"""

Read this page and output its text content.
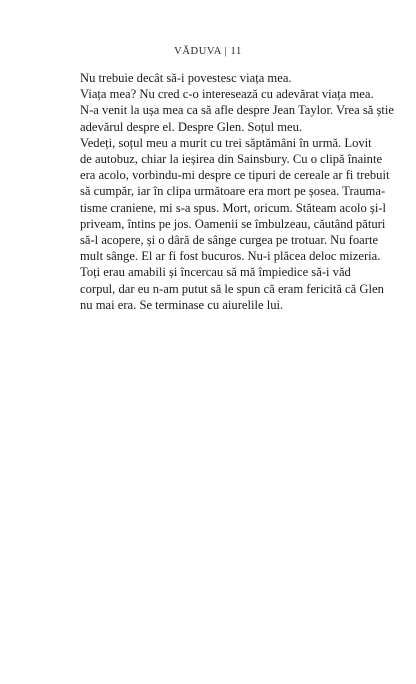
VĂDUVA | 11

Nu trebuie decât să-i povestesc viața mea.

Viața mea? Nu cred c-o interesează cu adevărat viața mea.
N-a venit la ușa mea ca să afle despre Jean Taylor. Vrea să știe
adevărul despre el. Despre Glen. Soțul meu.

Vedeți, soțul meu a murit cu trei săptămâni în urmă. Lovit
de autobuz, chiar la ieșirea din Sainsbury. Cu o clipă înainte
era acolo, vorbindu-mi despre ce tipuri de cereale ar fi trebuit
să cumpăr, iar în clipa următoare era mort pe șosea. Trauma-
tisme craniene, mi s-a spus. Mort, oricum. Stăteam acolo și-l
priveam, întins pe jos. Oamenii se îmbulzeau, căutând pături
să-l acopere, și o dâră de sânge curgea pe trotuar. Nu foarte
mult sânge. El ar fi fost bucuros. Nu-i plăcea deloc mizeria.

Toți erau amabili și încercau să mă împiedice să-i văd
corpul, dar eu n-am putut să le spun că eram fericită că Glen
nu mai era. Se terminase cu aiurelile lui.
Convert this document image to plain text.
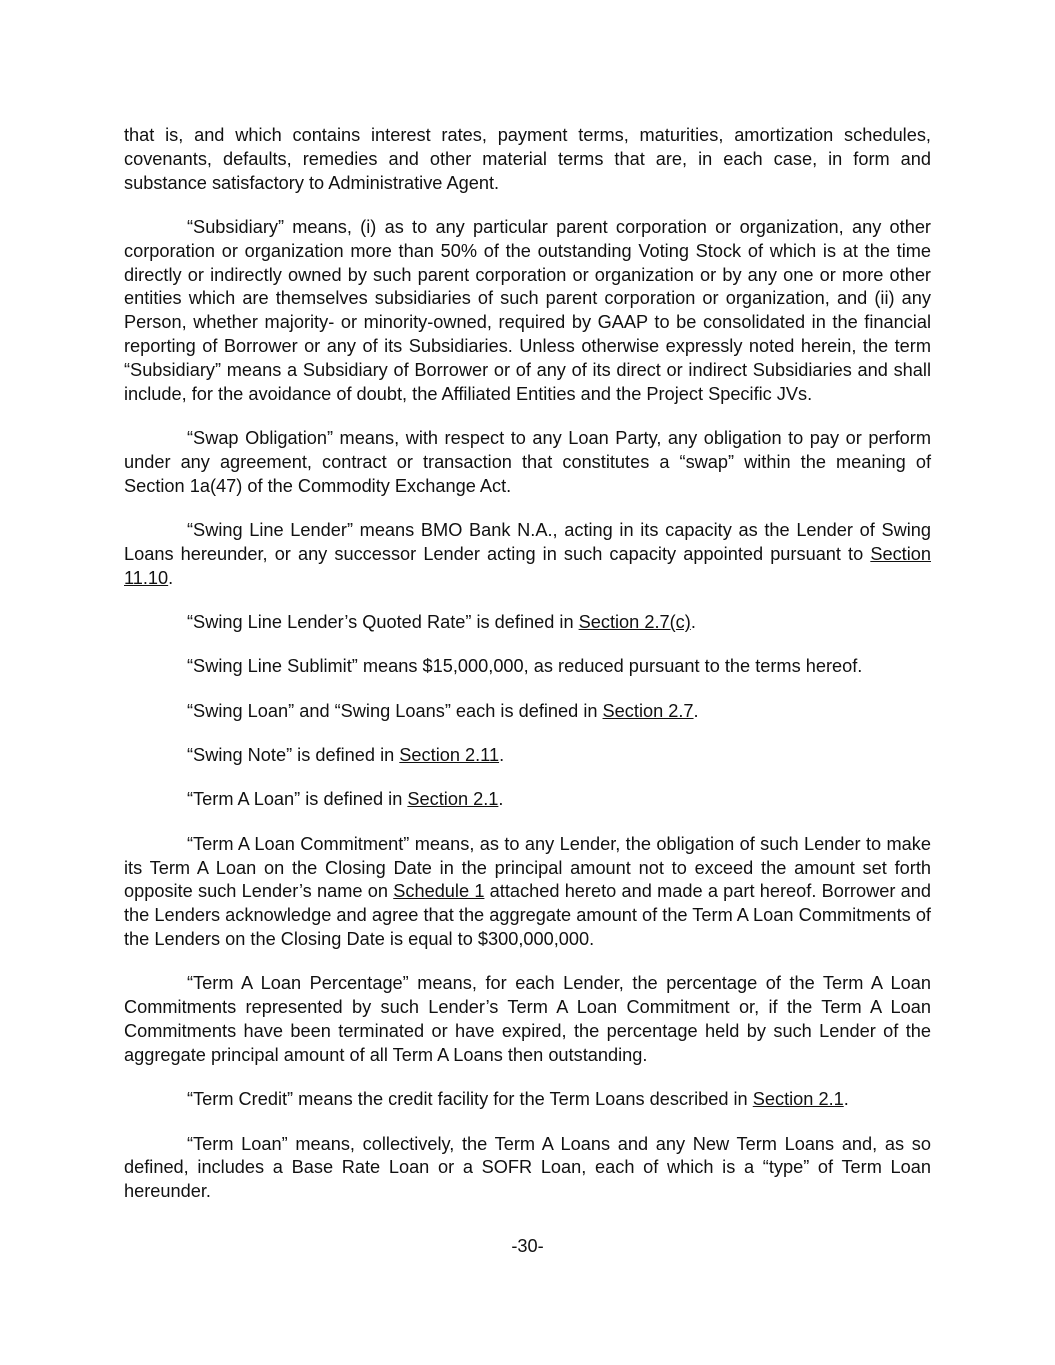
that is, and which contains interest rates, payment terms, maturities, amortization schedules, covenants, defaults, remedies and other material terms that are, in each case, in form and substance satisfactory to Administrative Agent.

“Subsidiary” means, (i) as to any particular parent corporation or organization, any other corporation or organization more than 50% of the outstanding Voting Stock of which is at the time directly or indirectly owned by such parent corporation or organization or by any one or more other entities which are themselves subsidiaries of such parent corporation or organization, and (ii) any Person, whether majority- or minority-owned, required by GAAP to be consolidated in the financial reporting of Borrower or any of its Subsidiaries. Unless otherwise expressly noted herein, the term “Subsidiary” means a Subsidiary of Borrower or of any of its direct or indirect Subsidiaries and shall include, for the avoidance of doubt, the Affiliated Entities and the Project Specific JVs.

“Swap Obligation” means, with respect to any Loan Party, any obligation to pay or perform under any agreement, contract or transaction that constitutes a “swap” within the meaning of Section 1a(47) of the Commodity Exchange Act.

“Swing Line Lender” means BMO Bank N.A., acting in its capacity as the Lender of Swing Loans hereunder, or any successor Lender acting in such capacity appointed pursuant to Section 11.10.

“Swing Line Lender’s Quoted Rate” is defined in Section 2.7(c).

“Swing Line Sublimit” means $15,000,000, as reduced pursuant to the terms hereof.

“Swing Loan” and “Swing Loans” each is defined in Section 2.7.

“Swing Note” is defined in Section 2.11.

“Term A Loan” is defined in Section 2.1.

“Term A Loan Commitment” means, as to any Lender, the obligation of such Lender to make its Term A Loan on the Closing Date in the principal amount not to exceed the amount set forth opposite such Lender’s name on Schedule 1 attached hereto and made a part hereof. Borrower and the Lenders acknowledge and agree that the aggregate amount of the Term A Loan Commitments of the Lenders on the Closing Date is equal to $300,000,000.

“Term A Loan Percentage” means, for each Lender, the percentage of the Term A Loan Commitments represented by such Lender’s Term A Loan Commitment or, if the Term A Loan Commitments have been terminated or have expired, the percentage held by such Lender of the aggregate principal amount of all Term A Loans then outstanding.

“Term Credit” means the credit facility for the Term Loans described in Section 2.1.

“Term Loan” means, collectively, the Term A Loans and any New Term Loans and, as so defined, includes a Base Rate Loan or a SOFR Loan, each of which is a “type” of Term Loan hereunder.

-30-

"""

*EXERCISE AIM*:
The pictures should not appear in the copy; every other part of the records above must be returned exactly.

*FINAL RESULT*:
Read this page and output its text content.
VĂDUVA | 11

Nu trebuie decât să-i povestesc viața mea.

Viața mea? Nu cred c-o interesează cu adevărat viața mea.
N-a venit la ușa mea ca să afle despre Jean Taylor. Vrea să știe
adevărul despre el. Despre Glen. Soțul meu.

Vedeți, soțul meu a murit cu trei săptămâni în urmă. Lovit
de autobuz, chiar la ieșirea din Sainsbury. Cu o clipă înainte
era acolo, vorbindu-mi despre ce tipuri de cereale ar fi trebuit
să cumpăr, iar în clipa următoare era mort pe șosea. Trauma-
tisme craniene, mi s-a spus. Mort, oricum. Stăteam acolo și-l
priveam, întins pe jos. Oamenii se îmbulzeau, căutând pături
să-l acopere, și o dâră de sânge curgea pe trotuar. Nu foarte
mult sânge. El ar fi fost bucuros. Nu-i plăcea deloc mizeria.

Toți erau amabili și încercau să mă împiedice să-i văd
corpul, dar eu n-am putut să le spun că eram fericită că Glen
nu mai era. Se terminase cu aiurelile lui.
Convert this document image to plain text.
that is, and which contains interest rates, payment terms, maturities, amortization schedules, covenants, defaults, remedies and other material terms that are, in each case, in form and substance satisfactory to Administrative Agent.

“Subsidiary” means, (i) as to any particular parent corporation or organization, any other corporation or organization more than 50% of the outstanding Voting Stock of which is at the time directly or indirectly owned by such parent corporation or organization or by any one or more other entities which are themselves subsidiaries of such parent corporation or organization, and (ii) any Person, whether majority- or minority-owned, required by GAAP to be consolidated in the financial reporting of Borrower or any of its Subsidiaries. Unless otherwise expressly noted herein, the term “Subsidiary” means a Subsidiary of Borrower or of any of its direct or indirect Subsidiaries and shall include, for the avoidance of doubt, the Affiliated Entities and the Project Specific JVs.

“Swap Obligation” means, with respect to any Loan Party, any obligation to pay or perform under any agreement, contract or transaction that constitutes a “swap” within the meaning of Section 1a(47) of the Commodity Exchange Act.

“Swing Line Lender” means BMO Bank N.A., acting in its capacity as the Lender of Swing Loans hereunder, or any successor Lender acting in such capacity appointed pursuant to Section 11.10.

“Swing Line Lender’s Quoted Rate” is defined in Section 2.7(c).

“Swing Line Sublimit” means $15,000,000, as reduced pursuant to the terms hereof.

“Swing Loan” and “Swing Loans” each is defined in Section 2.7.

“Swing Note” is defined in Section 2.11.

“Term A Loan” is defined in Section 2.1.

“Term A Loan Commitment” means, as to any Lender, the obligation of such Lender to make its Term A Loan on the Closing Date in the principal amount not to exceed the amount set forth opposite such Lender’s name on Schedule 1 attached hereto and made a part hereof. Borrower and the Lenders acknowledge and agree that the aggregate amount of the Term A Loan Commitments of the Lenders on the Closing Date is equal to $300,000,000.

“Term A Loan Percentage” means, for each Lender, the percentage of the Term A Loan Commitments represented by such Lender’s Term A Loan Commitment or, if the Term A Loan Commitments have been terminated or have expired, the percentage held by such Lender of the aggregate principal amount of all Term A Loans then outstanding.

“Term Credit” means the credit facility for the Term Loans described in Section 2.1.

“Term Loan” means, collectively, the Term A Loans and any New Term Loans and, as so defined, includes a Base Rate Loan or a SOFR Loan, each of which is a “type” of Term Loan hereunder.

-30-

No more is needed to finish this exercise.